Everything from the line containing "Extract all readable text from this page." through the last line of the records below should be printed exactly, please, and nothing else.

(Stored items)
● ● ● ● ●
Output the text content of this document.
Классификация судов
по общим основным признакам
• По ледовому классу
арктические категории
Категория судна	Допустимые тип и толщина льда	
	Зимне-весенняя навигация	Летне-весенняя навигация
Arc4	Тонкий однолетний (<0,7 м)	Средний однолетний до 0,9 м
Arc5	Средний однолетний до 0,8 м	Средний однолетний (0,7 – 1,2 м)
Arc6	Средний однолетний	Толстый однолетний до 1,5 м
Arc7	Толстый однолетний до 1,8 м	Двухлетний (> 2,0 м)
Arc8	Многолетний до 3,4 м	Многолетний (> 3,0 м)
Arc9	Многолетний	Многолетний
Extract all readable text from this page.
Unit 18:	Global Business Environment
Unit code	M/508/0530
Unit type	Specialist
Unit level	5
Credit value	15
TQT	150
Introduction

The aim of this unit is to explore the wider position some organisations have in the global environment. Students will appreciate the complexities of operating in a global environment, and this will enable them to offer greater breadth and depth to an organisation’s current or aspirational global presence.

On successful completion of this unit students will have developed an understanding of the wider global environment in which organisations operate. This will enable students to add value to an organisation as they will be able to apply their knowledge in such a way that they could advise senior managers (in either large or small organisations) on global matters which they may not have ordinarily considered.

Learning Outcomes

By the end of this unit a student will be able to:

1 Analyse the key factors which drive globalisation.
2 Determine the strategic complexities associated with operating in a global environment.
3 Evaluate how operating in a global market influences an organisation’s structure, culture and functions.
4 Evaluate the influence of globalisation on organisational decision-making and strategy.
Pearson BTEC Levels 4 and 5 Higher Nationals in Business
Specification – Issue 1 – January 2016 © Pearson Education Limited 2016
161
● ● ● ● ●
● Solution to the exercise:
Extract all readable text from this page.
Unit 18:	Global Business Environment
Unit code	M/508/0530
Unit type	Specialist
Unit level	5
Credit value	15
TQT	150
Introduction

The aim of this unit is to explore the wider position some organisations have in the global environment. Students will appreciate the complexities of operating in a global environment, and this will enable them to offer greater breadth and depth to an organisation’s current or aspirational global presence.

On successful completion of this unit students will have developed an understanding of the wider global environment in which organisations operate. This will enable students to add value to an organisation as they will be able to apply their knowledge in such a way that they could advise senior managers (in either large or small organisations) on global matters which they may not have ordinarily considered.

Learning Outcomes

By the end of this unit a student will be able to:

1 Analyse the key factors which drive globalisation.
2 Determine the strategic complexities associated with operating in a global environment.
3 Evaluate how operating in a global market influences an organisation’s structure, culture and functions.
4 Evaluate the influence of globalisation on organisational decision-making and strategy.
Pearson BTEC Levels 4 and 5 Higher Nationals in Business
Specification – Issue 1 – January 2016 © Pearson Education Limited 2016
161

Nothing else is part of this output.